▶ OBJECTIVE:
Can you find the lines of the listing that include "Pass" and copy every one?

====

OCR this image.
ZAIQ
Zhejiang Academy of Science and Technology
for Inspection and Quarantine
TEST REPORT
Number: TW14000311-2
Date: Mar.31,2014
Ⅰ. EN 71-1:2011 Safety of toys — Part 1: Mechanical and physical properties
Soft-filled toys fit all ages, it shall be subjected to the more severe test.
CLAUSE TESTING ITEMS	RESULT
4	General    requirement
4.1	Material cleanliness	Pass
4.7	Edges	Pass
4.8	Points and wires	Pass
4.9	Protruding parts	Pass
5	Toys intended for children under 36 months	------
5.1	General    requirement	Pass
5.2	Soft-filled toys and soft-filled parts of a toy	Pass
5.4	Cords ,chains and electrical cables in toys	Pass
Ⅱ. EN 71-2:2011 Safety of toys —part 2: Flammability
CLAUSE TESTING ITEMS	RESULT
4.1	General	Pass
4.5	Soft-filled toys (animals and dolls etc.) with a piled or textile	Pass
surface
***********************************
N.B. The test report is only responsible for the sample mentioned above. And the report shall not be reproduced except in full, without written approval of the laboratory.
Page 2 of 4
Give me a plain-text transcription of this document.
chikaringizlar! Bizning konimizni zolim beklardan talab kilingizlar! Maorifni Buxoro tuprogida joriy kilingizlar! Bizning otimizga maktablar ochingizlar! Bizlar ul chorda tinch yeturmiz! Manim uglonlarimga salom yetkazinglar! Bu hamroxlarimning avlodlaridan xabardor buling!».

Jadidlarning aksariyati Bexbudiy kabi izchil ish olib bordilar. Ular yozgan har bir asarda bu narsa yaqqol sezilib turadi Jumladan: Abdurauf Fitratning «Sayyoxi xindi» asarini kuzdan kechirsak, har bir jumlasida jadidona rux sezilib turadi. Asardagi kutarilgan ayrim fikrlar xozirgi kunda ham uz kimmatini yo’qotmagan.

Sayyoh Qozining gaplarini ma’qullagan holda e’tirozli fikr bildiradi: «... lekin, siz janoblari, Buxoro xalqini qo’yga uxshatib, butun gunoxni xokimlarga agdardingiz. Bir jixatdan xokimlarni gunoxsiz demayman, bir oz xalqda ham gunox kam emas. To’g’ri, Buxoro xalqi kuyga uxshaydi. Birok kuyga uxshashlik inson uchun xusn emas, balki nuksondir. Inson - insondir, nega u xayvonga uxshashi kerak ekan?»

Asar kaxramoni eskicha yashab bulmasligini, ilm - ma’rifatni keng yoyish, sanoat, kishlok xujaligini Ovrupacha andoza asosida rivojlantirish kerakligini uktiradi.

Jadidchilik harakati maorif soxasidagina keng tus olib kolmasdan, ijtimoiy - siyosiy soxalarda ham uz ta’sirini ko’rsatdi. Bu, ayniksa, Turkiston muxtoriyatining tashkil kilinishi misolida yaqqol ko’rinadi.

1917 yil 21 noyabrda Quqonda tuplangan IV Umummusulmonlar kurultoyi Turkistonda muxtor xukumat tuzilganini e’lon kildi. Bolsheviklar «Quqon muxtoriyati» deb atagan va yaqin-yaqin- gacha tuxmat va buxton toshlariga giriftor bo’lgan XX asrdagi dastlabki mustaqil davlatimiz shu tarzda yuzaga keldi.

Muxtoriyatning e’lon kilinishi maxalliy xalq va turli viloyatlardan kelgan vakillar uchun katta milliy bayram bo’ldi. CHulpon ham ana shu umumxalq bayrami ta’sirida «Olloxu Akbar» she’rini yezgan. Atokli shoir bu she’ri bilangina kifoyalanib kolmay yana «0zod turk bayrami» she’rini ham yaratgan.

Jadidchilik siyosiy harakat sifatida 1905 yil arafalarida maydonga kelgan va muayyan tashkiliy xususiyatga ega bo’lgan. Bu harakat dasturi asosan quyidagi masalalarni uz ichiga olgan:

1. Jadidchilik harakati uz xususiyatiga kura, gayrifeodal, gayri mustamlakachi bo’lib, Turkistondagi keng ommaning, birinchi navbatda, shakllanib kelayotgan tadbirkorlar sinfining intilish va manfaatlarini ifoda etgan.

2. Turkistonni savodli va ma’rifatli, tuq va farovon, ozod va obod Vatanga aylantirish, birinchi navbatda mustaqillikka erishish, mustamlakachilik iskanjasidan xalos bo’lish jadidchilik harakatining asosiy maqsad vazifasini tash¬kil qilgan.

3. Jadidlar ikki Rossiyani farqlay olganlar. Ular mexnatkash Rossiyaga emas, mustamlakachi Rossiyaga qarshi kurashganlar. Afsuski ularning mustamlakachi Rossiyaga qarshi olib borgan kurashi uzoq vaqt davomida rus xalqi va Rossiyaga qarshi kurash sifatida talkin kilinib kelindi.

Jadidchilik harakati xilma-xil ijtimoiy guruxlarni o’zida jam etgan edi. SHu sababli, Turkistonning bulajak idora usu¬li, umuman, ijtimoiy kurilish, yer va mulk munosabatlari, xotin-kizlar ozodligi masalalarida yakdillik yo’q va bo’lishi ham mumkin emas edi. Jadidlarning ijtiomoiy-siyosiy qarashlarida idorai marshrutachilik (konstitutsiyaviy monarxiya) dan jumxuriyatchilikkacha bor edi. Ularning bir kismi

====

▶ COMPLETE RESPONSE:
4.1	Material cleanliness	Pass
4.7	Edges	Pass
4.8	Points and wires	Pass
4.9	Protruding parts	Pass
5.1	General    requirement	Pass
5.2	Soft-filled toys and soft-filled parts of a toy	Pass
5.4	Cords ,chains and electrical cables in toys	Pass
4.1	General	Pass
4.5	Soft-filled toys (animals and dolls etc.) with a piled or textile	Pass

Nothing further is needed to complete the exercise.